+++ Vastgelegde gegevens

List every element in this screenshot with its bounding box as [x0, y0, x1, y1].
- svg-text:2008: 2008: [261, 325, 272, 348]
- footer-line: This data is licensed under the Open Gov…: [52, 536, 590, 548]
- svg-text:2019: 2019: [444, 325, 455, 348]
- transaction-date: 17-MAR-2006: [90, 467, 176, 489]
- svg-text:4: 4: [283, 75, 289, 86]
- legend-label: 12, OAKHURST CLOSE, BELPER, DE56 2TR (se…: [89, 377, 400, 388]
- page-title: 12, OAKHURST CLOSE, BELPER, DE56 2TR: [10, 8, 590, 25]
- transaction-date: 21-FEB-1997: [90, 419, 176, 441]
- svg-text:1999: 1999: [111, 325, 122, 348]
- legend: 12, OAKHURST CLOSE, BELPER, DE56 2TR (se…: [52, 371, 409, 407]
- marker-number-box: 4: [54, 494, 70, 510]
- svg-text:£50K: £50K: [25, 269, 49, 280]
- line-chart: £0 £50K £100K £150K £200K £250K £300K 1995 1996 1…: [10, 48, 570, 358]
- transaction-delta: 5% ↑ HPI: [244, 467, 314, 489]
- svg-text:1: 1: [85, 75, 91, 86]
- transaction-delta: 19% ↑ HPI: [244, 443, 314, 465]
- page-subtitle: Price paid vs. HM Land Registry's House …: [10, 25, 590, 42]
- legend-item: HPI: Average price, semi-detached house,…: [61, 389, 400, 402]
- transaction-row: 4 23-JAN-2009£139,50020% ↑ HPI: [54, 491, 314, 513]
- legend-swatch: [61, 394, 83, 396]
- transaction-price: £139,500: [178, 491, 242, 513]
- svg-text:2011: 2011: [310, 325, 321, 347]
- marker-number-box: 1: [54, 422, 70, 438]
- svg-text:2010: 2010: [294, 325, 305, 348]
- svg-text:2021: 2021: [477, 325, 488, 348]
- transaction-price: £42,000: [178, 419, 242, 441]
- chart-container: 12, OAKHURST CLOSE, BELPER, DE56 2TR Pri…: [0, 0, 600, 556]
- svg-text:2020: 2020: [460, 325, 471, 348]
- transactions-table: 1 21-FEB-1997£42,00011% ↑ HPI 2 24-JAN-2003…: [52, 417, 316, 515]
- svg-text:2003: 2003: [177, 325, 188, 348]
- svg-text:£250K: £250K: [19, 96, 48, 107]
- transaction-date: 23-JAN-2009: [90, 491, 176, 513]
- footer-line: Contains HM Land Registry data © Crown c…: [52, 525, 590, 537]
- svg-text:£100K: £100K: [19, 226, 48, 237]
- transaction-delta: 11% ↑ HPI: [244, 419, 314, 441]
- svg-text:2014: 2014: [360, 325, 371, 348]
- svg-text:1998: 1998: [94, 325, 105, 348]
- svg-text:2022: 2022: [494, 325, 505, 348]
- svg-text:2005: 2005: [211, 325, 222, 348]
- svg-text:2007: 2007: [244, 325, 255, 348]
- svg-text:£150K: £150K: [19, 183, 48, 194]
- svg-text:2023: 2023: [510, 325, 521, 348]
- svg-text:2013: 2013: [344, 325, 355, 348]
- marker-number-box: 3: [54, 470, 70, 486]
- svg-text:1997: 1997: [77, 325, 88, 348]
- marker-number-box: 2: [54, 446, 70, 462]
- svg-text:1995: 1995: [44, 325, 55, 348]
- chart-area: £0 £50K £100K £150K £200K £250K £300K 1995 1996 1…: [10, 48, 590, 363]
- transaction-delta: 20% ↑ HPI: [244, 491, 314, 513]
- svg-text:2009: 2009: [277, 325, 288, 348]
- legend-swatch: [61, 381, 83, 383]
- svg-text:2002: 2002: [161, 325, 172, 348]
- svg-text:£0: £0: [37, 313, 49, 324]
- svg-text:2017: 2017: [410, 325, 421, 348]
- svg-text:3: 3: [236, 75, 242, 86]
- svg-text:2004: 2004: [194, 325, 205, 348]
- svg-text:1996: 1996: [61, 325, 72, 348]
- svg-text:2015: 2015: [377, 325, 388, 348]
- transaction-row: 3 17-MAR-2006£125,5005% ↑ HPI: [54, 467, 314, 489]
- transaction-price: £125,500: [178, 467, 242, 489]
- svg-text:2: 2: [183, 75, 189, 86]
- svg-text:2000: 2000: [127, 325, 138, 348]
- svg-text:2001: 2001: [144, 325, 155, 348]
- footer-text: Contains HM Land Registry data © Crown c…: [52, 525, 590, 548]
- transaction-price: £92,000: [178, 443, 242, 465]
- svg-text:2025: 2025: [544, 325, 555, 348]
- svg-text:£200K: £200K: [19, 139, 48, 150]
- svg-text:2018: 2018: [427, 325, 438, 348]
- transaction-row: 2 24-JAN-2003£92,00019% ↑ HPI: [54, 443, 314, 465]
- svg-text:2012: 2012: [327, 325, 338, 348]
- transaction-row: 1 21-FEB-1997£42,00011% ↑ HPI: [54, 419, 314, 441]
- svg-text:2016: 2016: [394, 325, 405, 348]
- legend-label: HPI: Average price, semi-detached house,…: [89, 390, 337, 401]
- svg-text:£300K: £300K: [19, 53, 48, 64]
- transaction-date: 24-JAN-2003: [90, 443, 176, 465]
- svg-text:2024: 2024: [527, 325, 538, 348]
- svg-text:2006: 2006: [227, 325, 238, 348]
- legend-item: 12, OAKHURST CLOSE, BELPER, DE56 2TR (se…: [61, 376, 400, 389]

++++++

» **Te volgen instructies**:
Kun je alle regels uit de gegevens hierboven weergeven als een JSON-lijst van strings, met één string per regel en zonder lege regels?

» **Uitvoer**:
[
  "List every element in this screenshot with its bounding box as [x0, y0, x1, y1].",
  "- svg-text:2008: 2008: [261, 325, 272, 348]",
  "- footer-line: This data is licensed under the Open Gov…: [52, 536, 590, 548]",
  "- svg-text:2019: 2019: [444, 325, 455, 348]",
  "- transaction-date: 17-MAR-2006: [90, 467, 176, 489]",
  "- svg-text:4: 4: [283, 75, 289, 86]",
  "- legend-label: 12, OAKHURST CLOSE, BELPER, DE56 2TR (se…: [89, 377, 400, 388]",
  "- page-title: 12, OAKHURST CLOSE, BELPER, DE56 2TR: [10, 8, 590, 25]",
  "- transaction-date: 21-FEB-1997: [90, 419, 176, 441]",
  "- svg-text:1999: 1999: [111, 325, 122, 348]",
  "- legend: 12, OAKHURST CLOSE, BELPER, DE56 2TR (se…: [52, 371, 409, 407]",
  "- marker-number-box: 4: [54, 494, 70, 510]",
  "- svg-text:£50K: £50K: [25, 269, 49, 280]",
  "- line-chart: £0 £50K £100K £150K £200K £250K £300K 1995 1996 1…: [10, 48, 570, 358]",
  "- transaction-delta: 5% ↑ HPI: [244, 467, 314, 489]",
  "- svg-text:1: 1: [85, 75, 91, 86]",
  "- transaction-delta: 19% ↑ HPI: [244, 443, 314, 465]",
  "- page-subtitle: Price paid vs. HM Land Registry's House …: [10, 25, 590, 42]",
  "- legend-item: HPI: Average price, semi-detached house,…: [61, 389, 400, 402]",
  "- transaction-row: 4 23-JAN-2009£139,50020% ↑ HPI: [54, 491, 314, 513]",
  "- legend-swatch: [61, 394, 83, 396]",
  "- transaction-price: £139,500: [178, 491, 242, 513]",
  "- svg-text:2011: 2011: [310, 325, 321, 347]",
  "- marker-number-box: 1: [54, 422, 70, 438]",
  "- svg-text:2010: 2010: [294, 325, 305, 348]",
  "- svg-text:2021: 2021: [477, 325, 488, 348]",
  "- transaction-price: £42,000: [178, 419, 242, 441]",
  "- chart-container: 12, OAKHURST CLOSE, BELPER, DE56 2TR Pri…: [0, 0, 600, 556]",
  "- svg-text:2020: 2020: [460, 325, 471, 348]",
  "- transactions-table: 1 21-FEB-1997£42,00011% ↑ HPI 2 24-JAN-2003…: [52, 417, 316, 515]",
  "- svg-text:2003: 2003: [177, 325, 188, 348]",
  "- svg-text:£250K: £250K: [19, 96, 48, 107]",
  "- transaction-date: 23-JAN-2009: [90, 491, 176, 513]",
  "- footer-line: Contains HM Land Registry data © Crown c…: [52, 525, 590, 537]",
  "- svg-text:£100K: £100K: [19, 226, 48, 237]",
  "- transaction-delta: 11% ↑ HPI: [244, 419, 314, 441]",
  "- svg-text:2014: 2014: [360, 325, 371, 348]",
  "- svg-text:1998: 1998: [94, 325, 105, 348]",
  "- svg-text:2022: 2022: [494, 325, 505, 348]",
  "- svg-text:2005: 2005: [211, 325, 222, 348]",
  "- svg-text:2007: 2007: [244, 325, 255, 348]",
  "- svg-text:£150K: £150K: [19, 183, 48, 194]",
  "- svg-text:2023: 2023: [510, 325, 521, 348]",
  "- svg-text:2013: 2013: [344, 325, 355, 348]",
  "- marker-number-box: 3: [54, 470, 70, 486]",
  "- svg-text:1997: 1997: [77, 325, 88, 348]",
  "- marker-number-box: 2: [54, 446, 70, 462]",
  "- svg-text:1995: 1995: [44, 325, 55, 348]",
  "- chart-area: £0 £50K £100K £150K £200K £250K £300K 1995 1996 1…: [10, 48, 590, 363]",
  "- transaction-delta: 20% ↑ HPI: [244, 491, 314, 513]",
  "- svg-text:2009: 2009: [277, 325, 288, 348]",
  "- legend-swatch: [61, 381, 83, 383]",
  "- svg-text:2002: 2002: [161, 325, 172, 348]",
  "- svg-text:£0: £0: [37, 313, 49, 324]",
  "- svg-text:2017: 2017: [410, 325, 421, 348]",
  "- svg-text:3: 3: [236, 75, 242, 86]",
  "- svg-text:2004: 2004: [194, 325, 205, 348]",
  "- svg-text:1996: 1996: [61, 325, 72, 348]",
  "- svg-text:2015: 2015: [377, 325, 388, 348]",
  "- transaction-row: 3 17-MAR-2006£125,5005% ↑ HPI: [54, 467, 314, 489]",
  "- transaction-price: £125,500: [178, 467, 242, 489]",
  "- svg-text:2: 2: [183, 75, 189, 86]",
  "- svg-text:2000: 2000: [127, 325, 138, 348]",
  "- svg-text:2001: 2001: [144, 325, 155, 348]",
  "- footer-text: Contains HM Land Registry data © Crown c…: [52, 525, 590, 548]",
  "- transaction-price: £92,000: [178, 443, 242, 465]",
  "- svg-text:2025: 2025: [544, 325, 555, 348]",
  "- svg-text:£200K: £200K: [19, 139, 48, 150]",
  "- svg-text:2018: 2018: [427, 325, 438, 348]",
  "- transaction-row: 2 24-JAN-2003£92,00019% ↑ HPI: [54, 443, 314, 465]",
  "- svg-text:2012: 2012: [327, 325, 338, 348]",
  "- transaction-row: 1 21-FEB-1997£42,00011% ↑ HPI: [54, 419, 314, 441]",
  "- svg-text:2016: 2016: [394, 325, 405, 348]",
  "- legend-label: HPI: Average price, semi-detached house,…: [89, 390, 337, 401]",
  "- svg-text:£300K: £300K: [19, 53, 48, 64]",
  "- transaction-date: 24-JAN-2003: [90, 443, 176, 465]",
  "- svg-text:2024: 2024: [527, 325, 538, 348]",
  "- svg-text:2006: 2006: [227, 325, 238, 348]",
  "- legend-item: 12, OAKHURST CLOSE, BELPER, DE56 2TR (se…: [61, 376, 400, 389]"
]